**Exercise details:** Output the records exactly. Include every line.

Data entries:
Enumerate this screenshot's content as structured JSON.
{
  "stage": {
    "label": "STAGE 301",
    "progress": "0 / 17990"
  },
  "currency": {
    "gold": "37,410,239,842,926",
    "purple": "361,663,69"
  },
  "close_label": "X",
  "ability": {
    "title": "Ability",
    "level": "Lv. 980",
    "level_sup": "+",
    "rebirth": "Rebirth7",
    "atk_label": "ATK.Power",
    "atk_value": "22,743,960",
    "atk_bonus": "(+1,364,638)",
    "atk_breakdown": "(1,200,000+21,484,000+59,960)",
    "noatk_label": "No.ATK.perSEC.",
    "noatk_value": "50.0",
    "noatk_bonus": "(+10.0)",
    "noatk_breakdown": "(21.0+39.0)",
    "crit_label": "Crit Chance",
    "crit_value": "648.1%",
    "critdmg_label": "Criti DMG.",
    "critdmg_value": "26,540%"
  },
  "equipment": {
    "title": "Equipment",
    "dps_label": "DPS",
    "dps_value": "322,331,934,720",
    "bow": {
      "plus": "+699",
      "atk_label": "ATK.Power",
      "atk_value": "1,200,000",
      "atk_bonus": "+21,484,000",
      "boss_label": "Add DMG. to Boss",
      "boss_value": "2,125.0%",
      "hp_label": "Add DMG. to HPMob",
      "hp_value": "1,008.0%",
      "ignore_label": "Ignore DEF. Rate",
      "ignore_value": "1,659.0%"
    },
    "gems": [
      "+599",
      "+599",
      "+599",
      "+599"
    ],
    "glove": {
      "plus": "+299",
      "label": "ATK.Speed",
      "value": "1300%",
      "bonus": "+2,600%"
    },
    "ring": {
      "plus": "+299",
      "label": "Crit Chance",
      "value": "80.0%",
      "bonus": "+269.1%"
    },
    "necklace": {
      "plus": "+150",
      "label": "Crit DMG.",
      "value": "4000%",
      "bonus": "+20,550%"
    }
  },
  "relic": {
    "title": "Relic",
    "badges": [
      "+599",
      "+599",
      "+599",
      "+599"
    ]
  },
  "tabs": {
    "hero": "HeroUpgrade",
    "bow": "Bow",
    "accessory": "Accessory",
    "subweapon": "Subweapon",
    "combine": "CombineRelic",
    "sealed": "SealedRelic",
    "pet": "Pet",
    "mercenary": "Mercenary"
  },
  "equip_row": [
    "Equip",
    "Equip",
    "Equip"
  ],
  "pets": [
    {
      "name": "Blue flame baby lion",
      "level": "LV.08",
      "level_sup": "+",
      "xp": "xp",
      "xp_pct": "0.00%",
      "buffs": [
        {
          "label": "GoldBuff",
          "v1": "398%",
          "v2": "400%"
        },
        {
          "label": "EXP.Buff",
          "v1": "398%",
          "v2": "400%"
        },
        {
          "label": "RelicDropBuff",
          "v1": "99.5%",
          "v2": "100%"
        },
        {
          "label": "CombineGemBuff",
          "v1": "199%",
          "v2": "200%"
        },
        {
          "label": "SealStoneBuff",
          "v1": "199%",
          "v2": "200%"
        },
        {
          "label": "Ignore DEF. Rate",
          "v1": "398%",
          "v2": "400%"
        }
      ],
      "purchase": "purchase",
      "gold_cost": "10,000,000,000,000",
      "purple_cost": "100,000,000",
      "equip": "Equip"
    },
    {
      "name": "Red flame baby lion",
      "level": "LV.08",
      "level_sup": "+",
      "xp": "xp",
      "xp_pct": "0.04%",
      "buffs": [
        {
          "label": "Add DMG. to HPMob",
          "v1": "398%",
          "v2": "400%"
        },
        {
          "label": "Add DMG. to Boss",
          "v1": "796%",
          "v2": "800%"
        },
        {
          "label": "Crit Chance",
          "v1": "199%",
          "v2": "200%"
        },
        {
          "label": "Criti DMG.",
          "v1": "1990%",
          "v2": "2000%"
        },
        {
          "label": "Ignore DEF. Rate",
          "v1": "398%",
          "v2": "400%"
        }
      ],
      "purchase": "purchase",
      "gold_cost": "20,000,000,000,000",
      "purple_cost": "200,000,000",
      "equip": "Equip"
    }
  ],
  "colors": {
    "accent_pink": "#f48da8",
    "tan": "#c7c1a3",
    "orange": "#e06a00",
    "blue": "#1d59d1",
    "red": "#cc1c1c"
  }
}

**Correct response:**
Enumerate this screenshot's content as structured JSON.
{
  "stage": {
    "label": "STAGE 301",
    "progress": "0 / 17990"
  },
  "currency": {
    "gold": "37,410,239,842,926",
    "purple": "361,663,69"
  },
  "close_label": "X",
  "ability": {
    "title": "Ability",
    "level": "Lv. 980",
    "level_sup": "+",
    "rebirth": "Rebirth7",
    "atk_label": "ATK.Power",
    "atk_value": "22,743,960",
    "atk_bonus": "(+1,364,638)",
    "atk_breakdown": "(1,200,000+21,484,000+59,960)",
    "noatk_label": "No.ATK.perSEC.",
    "noatk_value": "50.0",
    "noatk_bonus": "(+10.0)",
    "noatk_breakdown": "(21.0+39.0)",
    "crit_label": "Crit Chance",
    "crit_value": "648.1%",
    "critdmg_label": "Criti DMG.",
    "critdmg_value": "26,540%"
  },
  "equipment": {
    "title": "Equipment",
    "dps_label": "DPS",
    "dps_value": "322,331,934,720",
    "bow": {
      "plus": "+699",
      "atk_label": "ATK.Power",
      "atk_value": "1,200,000",
      "atk_bonus": "+21,484,000",
      "boss_label": "Add DMG. to Boss",
      "boss_value": "2,125.0%",
      "hp_label": "Add DMG. to HPMob",
      "hp_value": "1,008.0%",
      "ignore_label": "Ignore DEF. Rate",
      "ignore_value": "1,659.0%"
    },
    "gems": [
      "+599",
      "+599",
      "+599",
      "+599"
    ],
    "glove": {
      "plus": "+299",
      "label": "ATK.Speed",
      "value": "1300%",
      "bonus": "+2,600%"
    },
    "ring": {
      "plus": "+299",
      "label": "Crit Chance",
      "value": "80.0%",
      "bonus": "+269.1%"
    },
    "necklace": {
      "plus": "+150",
      "label": "Crit DMG.",
      "value": "4000%",
      "bonus": "+20,550%"
    }
  },
  "relic": {
    "title": "Relic",
    "badges": [
      "+599",
      "+599",
      "+599",
      "+599"
    ]
  },
  "tabs": {
    "hero": "HeroUpgrade",
    "bow": "Bow",
    "accessory": "Accessory",
    "subweapon": "Subweapon",
    "combine": "CombineRelic",
    "sealed": "SealedRelic",
    "pet": "Pet",
    "mercenary": "Mercenary"
  },
  "equip_row": [
    "Equip",
    "Equip",
    "Equip"
  ],
  "pets": [
    {
      "name": "Blue flame baby lion",
      "level": "LV.08",
      "level_sup": "+",
      "xp": "xp",
      "xp_pct": "0.00%",
      "buffs": [
        {
          "label": "GoldBuff",
          "v1": "398%",
          "v2": "400%"
        },
        {
          "label": "EXP.Buff",
          "v1": "398%",
          "v2": "400%"
        },
        {
          "label": "RelicDropBuff",
          "v1": "99.5%",
          "v2": "100%"
        },
        {
          "label": "CombineGemBuff",
          "v1": "199%",
          "v2": "200%"
        },
        {
          "label": "SealStoneBuff",
          "v1": "199%",
          "v2": "200%"
        },
        {
          "label": "Ignore DEF. Rate",
          "v1": "398%",
          "v2": "400%"
        }
      ],
      "purchase": "purchase",
      "gold_cost": "10,000,000,000,000",
      "purple_cost": "100,000,000",
      "equip": "Equip"
    },
    {
      "name": "Red flame baby lion",
      "level": "LV.08",
      "level_sup": "+",
      "xp": "xp",
      "xp_pct": "0.04%",
      "buffs": [
        {
          "label": "Add DMG. to HPMob",
          "v1": "398%",
          "v2": "400%"
        },
        {
          "label": "Add DMG. to Boss",
          "v1": "796%",
          "v2": "800%"
        },
        {
          "label": "Crit Chance",
          "v1": "199%",
          "v2": "200%"
        },
        {
          "label": "Criti DMG.",
          "v1": "1990%",
          "v2": "2000%"
        },
        {
          "label": "Ignore DEF. Rate",
          "v1": "398%",
          "v2": "400%"
        }
      ],
      "purchase": "purchase",
      "gold_cost": "20,000,000,000,000",
      "purple_cost": "200,000,000",
      "equip": "Equip"
    }
  ],
  "colors": {
    "accent_pink": "#f48da8",
    "tan": "#c7c1a3",
    "orange": "#e06a00",
    "blue": "#1d59d1",
    "red": "#cc1c1c"
  }
}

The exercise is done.